## Material for this exercise
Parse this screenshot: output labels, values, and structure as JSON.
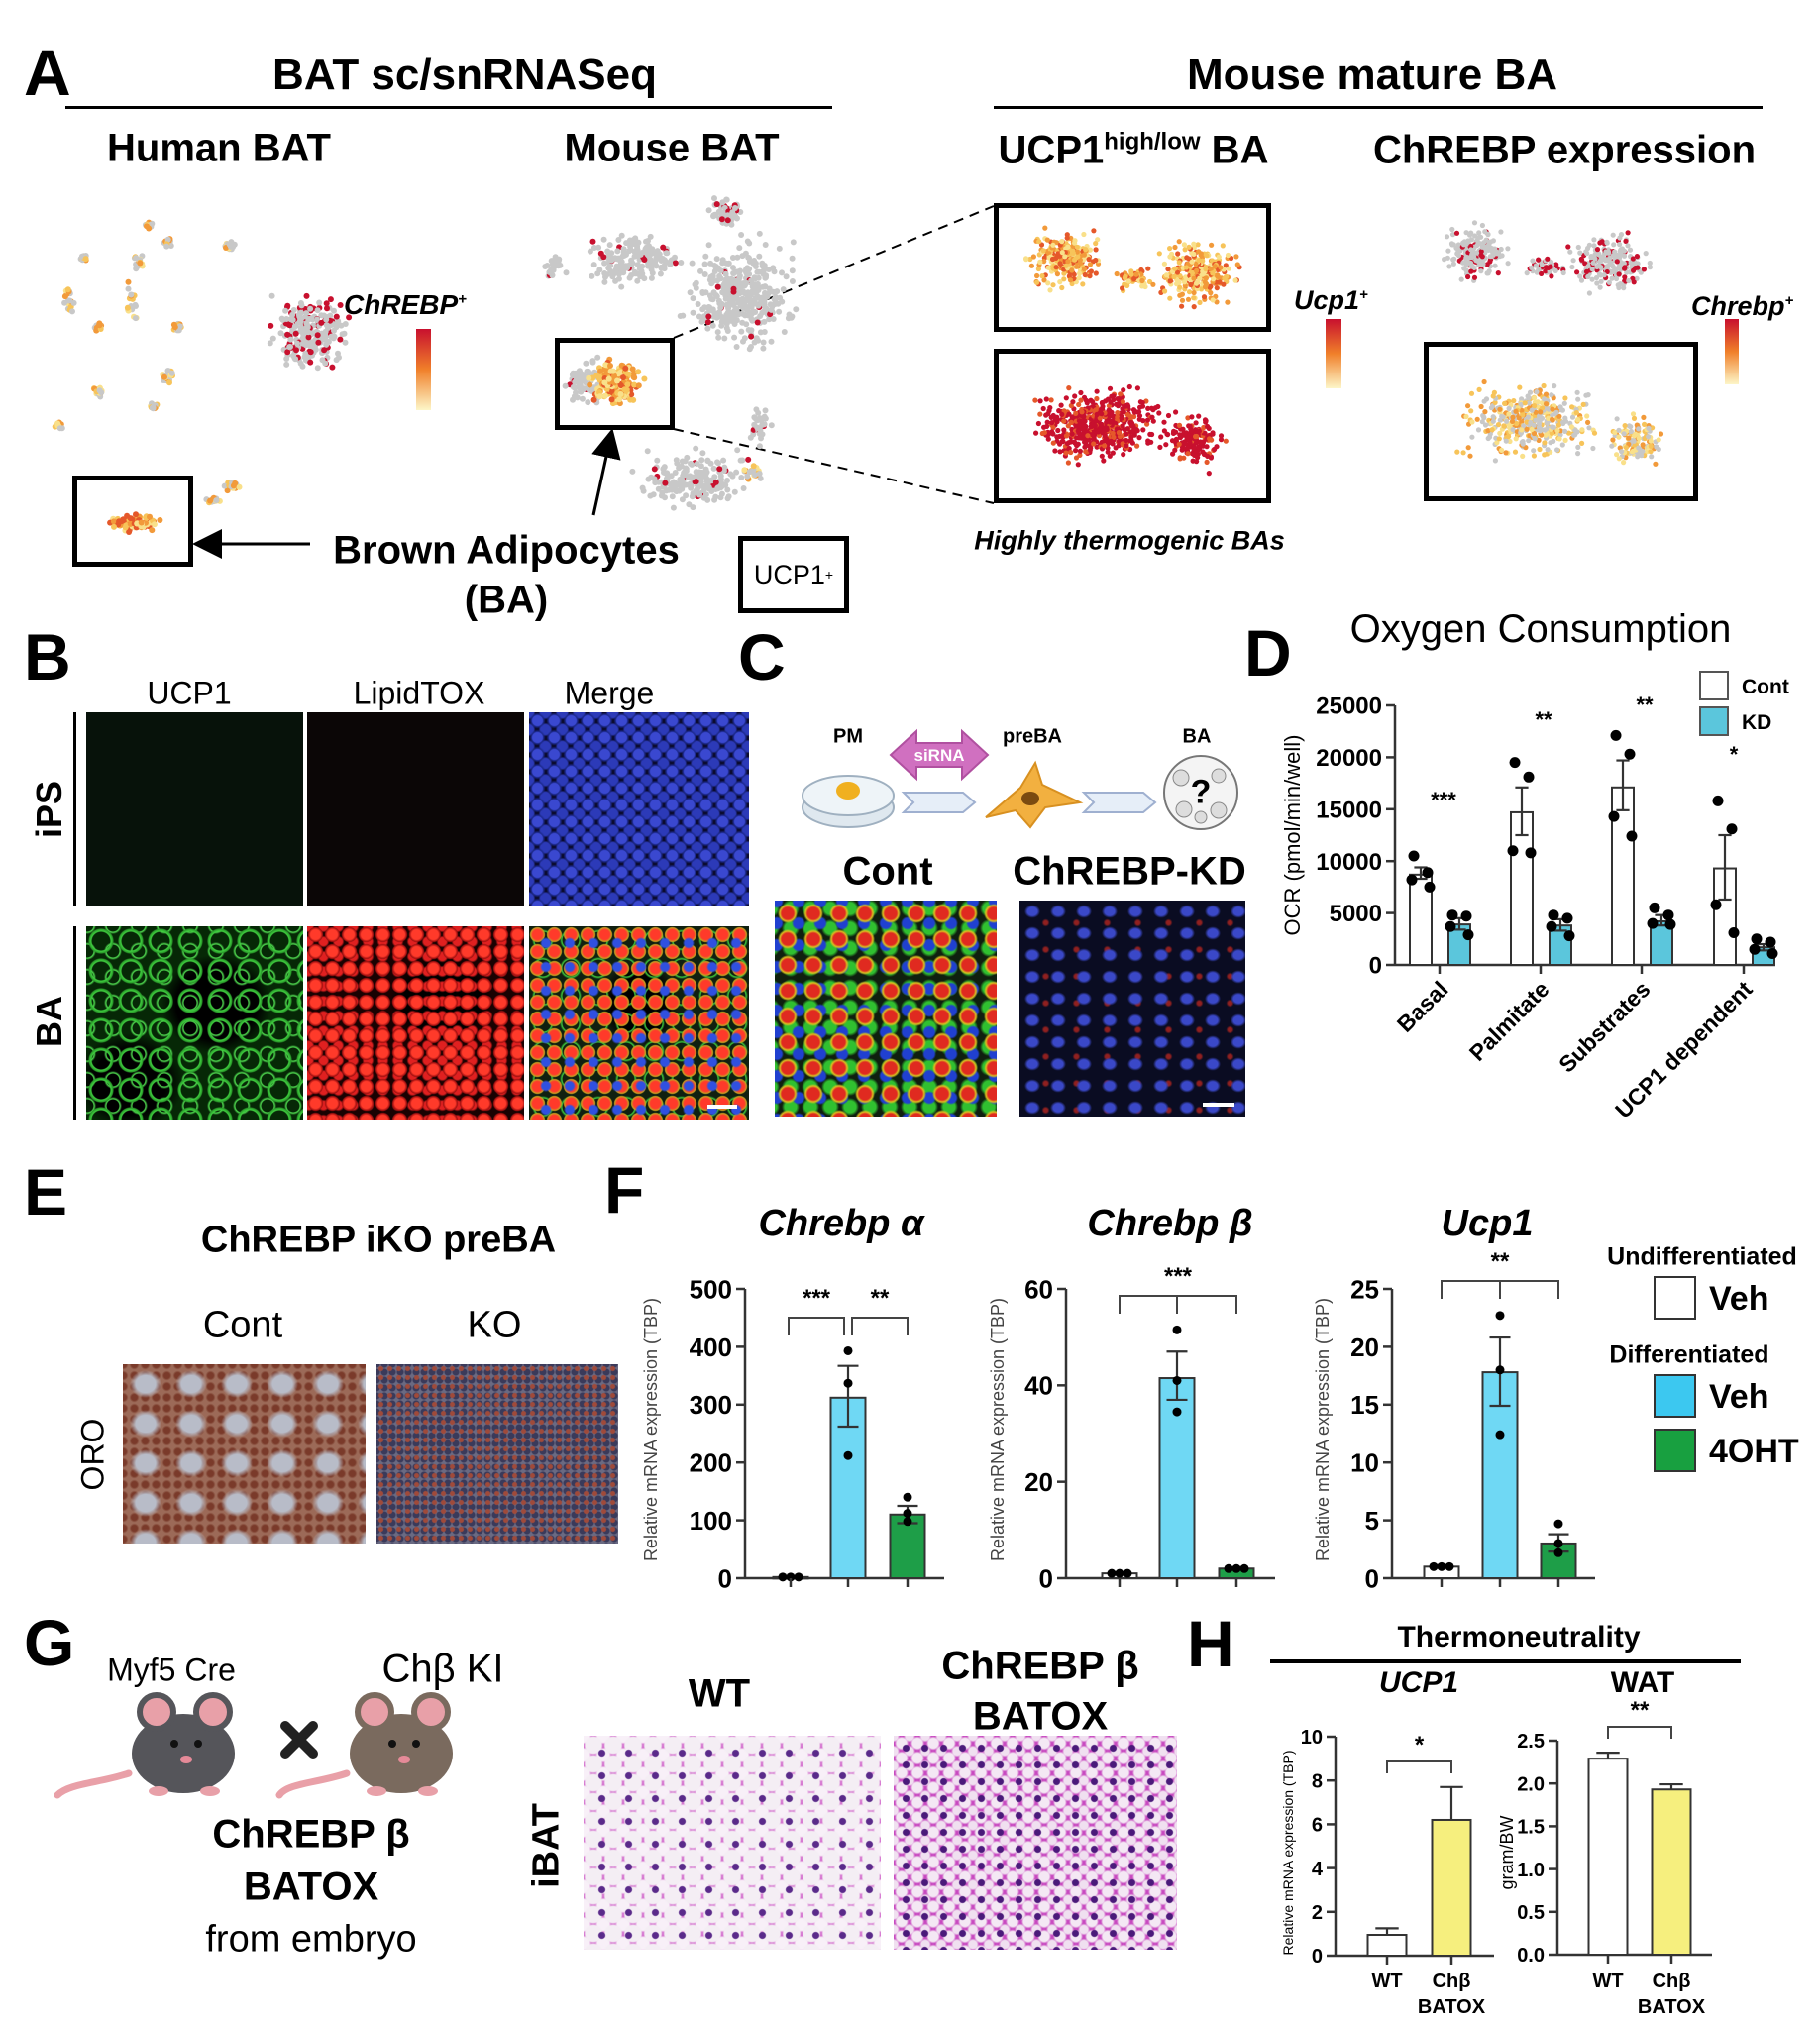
{
  "panelA": {
    "letter": "A",
    "left_header": "BAT sc/snRNASeq",
    "right_header": "Mouse mature BA",
    "human_title": "Human BAT",
    "mouse_title": "Mouse BAT",
    "ucp1_title_main": "UCP1",
    "ucp1_title_sup": "high/low",
    "ucp1_title_suffix": "BA",
    "chrebp_title": "ChREBP expression",
    "human_legend": "ChREBP",
    "human_legend_sup": "+",
    "ucp1_legend": "Ucp1",
    "ucp1_legend_sup": "+",
    "chrebp_legend": "Chrebp",
    "chrebp_legend_sup": "+",
    "ba_label_line1": "Brown Adipocytes",
    "ba_label_line2": "(BA)",
    "ucp1_box_label": "UCP1",
    "ucp1_box_sup": "+",
    "thermogenic_label": "Highly thermogenic BAs",
    "colors": {
      "gray": "#c8c8c8",
      "low": "#f9e08a",
      "mid": "#f29a3a",
      "high": "#c8102e"
    }
  },
  "panelB": {
    "letter": "B",
    "columns": [
      "UCP1",
      "LipidTOX",
      "Merge"
    ],
    "rows": [
      "iPS",
      "BA"
    ]
  },
  "panelC": {
    "letter": "C",
    "pm": "PM",
    "sirna": "siRNA",
    "preba": "preBA",
    "ba": "BA",
    "question": "?",
    "cont": "Cont",
    "kd": "ChREBP-KD"
  },
  "panelD": {
    "letter": "D"
  },
  "panelE": {
    "letter": "E",
    "title": "ChREBP iKO preBA",
    "cont": "Cont",
    "ko": "KO",
    "stain": "ORO"
  },
  "panelF": {
    "letter": "F",
    "legend": {
      "undiff": "Undifferentiated",
      "veh1": "Veh",
      "diff": "Differentiated",
      "veh2": "Veh",
      "ohT": "4OHT"
    }
  },
  "panelG": {
    "letter": "G",
    "myf5": "Myf5 Cre",
    "chb_ki": "Chβ KI",
    "result_line1": "ChREBP β",
    "result_line2": "BATOX",
    "result_line3": "from embryo",
    "tissue": "iBAT",
    "wt": "WT",
    "ko_line1": "ChREBP β",
    "ko_line2": "BATOX"
  },
  "panelH": {
    "letter": "H",
    "title": "Thermoneutrality"
  },
  "chart_data": [
    {
      "id": "D",
      "type": "bar",
      "title": "Oxygen Consumption",
      "ylabel": "OCR (pmol/min/well)",
      "xlabel": "",
      "ylim": [
        0,
        25000
      ],
      "yticks": [
        "0",
        "5000",
        "10000",
        "15000",
        "20000",
        "25000"
      ],
      "categories": [
        "Basal",
        "Palmitate",
        "Substrates",
        "UCP1 dependent"
      ],
      "legend_position": "top-right",
      "series": [
        {
          "name": "Cont",
          "color": "#ffffff",
          "values": [
            8700,
            14700,
            17100,
            9300
          ],
          "err": [
            [
              8300,
              9400
            ],
            [
              12500,
              17100
            ],
            [
              14900,
              19700
            ],
            [
              6300,
              12500
            ]
          ],
          "points": [
            [
              10500,
              8900,
              8200,
              7500
            ],
            [
              19500,
              18100,
              11000,
              10800
            ],
            [
              22100,
              20300,
              14300,
              12400
            ],
            [
              15800,
              13100,
              5800,
              3100
            ]
          ]
        },
        {
          "name": "KD",
          "color": "#5bc6dc",
          "values": [
            3900,
            3800,
            4200,
            1700
          ],
          "err": [
            [
              3400,
              4500
            ],
            [
              3300,
              4400
            ],
            [
              3800,
              4800
            ],
            [
              1400,
              2000
            ]
          ],
          "points": [
            [
              4800,
              4700,
              3700,
              2900
            ],
            [
              4800,
              4500,
              3700,
              2800
            ],
            [
              5500,
              4800,
              4000,
              3900
            ],
            [
              2500,
              2200,
              1500,
              1100
            ]
          ]
        }
      ],
      "significance": [
        "***",
        "**",
        "**",
        "*"
      ]
    },
    {
      "id": "F-chrebp-alpha",
      "type": "bar",
      "title": "Chrebp α",
      "ylabel": "Relative mRNA expression (TBP)",
      "ylim": [
        0,
        500
      ],
      "yticks": [
        "0",
        "100",
        "200",
        "300",
        "400",
        "500"
      ],
      "bars": [
        {
          "legend": "Undifferentiated Veh",
          "color": "#ffffff",
          "value": 2,
          "err": [
            1,
            3
          ],
          "points": [
            2,
            2,
            2
          ]
        },
        {
          "legend": "Differentiated Veh",
          "color": "#6fd8f4",
          "value": 312,
          "err": [
            262,
            367
          ],
          "points": [
            393,
            337,
            212
          ]
        },
        {
          "legend": "Differentiated 4OHT",
          "color": "#1e9e48",
          "value": 110,
          "err": [
            95,
            125
          ],
          "points": [
            140,
            112,
            98
          ]
        }
      ],
      "brackets": [
        {
          "from": 0,
          "to": 1,
          "label": "***"
        },
        {
          "from": 1,
          "to": 2,
          "label": "**"
        }
      ]
    },
    {
      "id": "F-chrebp-beta",
      "type": "bar",
      "title": "Chrebp β",
      "ylabel": "Relative mRNA expression (TBP)",
      "ylim": [
        0,
        60
      ],
      "yticks": [
        "0",
        "20",
        "40",
        "60"
      ],
      "bars": [
        {
          "legend": "Undifferentiated Veh",
          "color": "#ffffff",
          "value": 1,
          "err": [
            0.8,
            1.2
          ],
          "points": [
            1,
            1,
            1
          ]
        },
        {
          "legend": "Differentiated Veh",
          "color": "#6fd8f4",
          "value": 41.5,
          "err": [
            37,
            47
          ],
          "points": [
            51.5,
            41,
            34.5
          ]
        },
        {
          "legend": "Differentiated 4OHT",
          "color": "#1e9e48",
          "value": 2,
          "err": [
            1.8,
            2.2
          ],
          "points": [
            2,
            2,
            2
          ]
        }
      ],
      "brackets": [
        {
          "from": 0,
          "to": 2,
          "label": "***"
        }
      ]
    },
    {
      "id": "F-ucp1",
      "type": "bar",
      "title": "Ucp1",
      "ylabel": "Relative mRNA expression (TBP)",
      "ylim": [
        0,
        25
      ],
      "yticks": [
        "0",
        "5",
        "10",
        "15",
        "20",
        "25"
      ],
      "bars": [
        {
          "legend": "Undifferentiated Veh",
          "color": "#ffffff",
          "value": 1,
          "err": [
            0.9,
            1.1
          ],
          "points": [
            1,
            1,
            1
          ]
        },
        {
          "legend": "Differentiated Veh",
          "color": "#6fd8f4",
          "value": 17.8,
          "err": [
            14.9,
            20.8
          ],
          "points": [
            22.7,
            18,
            12.4
          ]
        },
        {
          "legend": "Differentiated 4OHT",
          "color": "#1e9e48",
          "value": 3,
          "err": [
            2.3,
            3.8
          ],
          "points": [
            4.7,
            3,
            2.2
          ]
        }
      ],
      "brackets": [
        {
          "from": 0,
          "to": 2,
          "label": "**"
        }
      ]
    },
    {
      "id": "H-ucp1",
      "type": "bar",
      "title": "UCP1",
      "ylabel": "Relative mRNA expression (TBP)",
      "ylim": [
        0,
        10
      ],
      "yticks": [
        "0",
        "2",
        "4",
        "6",
        "8",
        "10"
      ],
      "categories": [
        [
          "WT"
        ],
        [
          "Chβ",
          "BATOX"
        ]
      ],
      "bars": [
        {
          "color": "#ffffff",
          "value": 0.95,
          "err": [
            0.95,
            1.25
          ]
        },
        {
          "color": "#f6ef7e",
          "value": 6.2,
          "err": [
            6.2,
            7.7
          ]
        }
      ],
      "brackets": [
        {
          "from": 0,
          "to": 1,
          "label": "*"
        }
      ]
    },
    {
      "id": "H-wat",
      "type": "bar",
      "title": "WAT",
      "ylabel": "gram/BW",
      "ylim": [
        0,
        2.5
      ],
      "yticks": [
        "0.0",
        "0.5",
        "1.0",
        "1.5",
        "2.0",
        "2.5"
      ],
      "categories": [
        [
          "WT"
        ],
        [
          "Chβ",
          "BATOX"
        ]
      ],
      "bars": [
        {
          "color": "#ffffff",
          "value": 2.29,
          "err": [
            2.29,
            2.36
          ]
        },
        {
          "color": "#f6ef7e",
          "value": 1.93,
          "err": [
            1.93,
            1.99
          ]
        }
      ],
      "brackets": [
        {
          "from": 0,
          "to": 1,
          "label": "**"
        }
      ]
    }
  ]
}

## Assigned task
The expected answer is a copy of each line in the records that holds the word "letter".

## Task solution
    "letter": "A",
    "letter": "B",
    "letter": "C",
    "letter": "D"
    "letter": "E",
    "letter": "F",
    "letter": "G",
    "letter": "H",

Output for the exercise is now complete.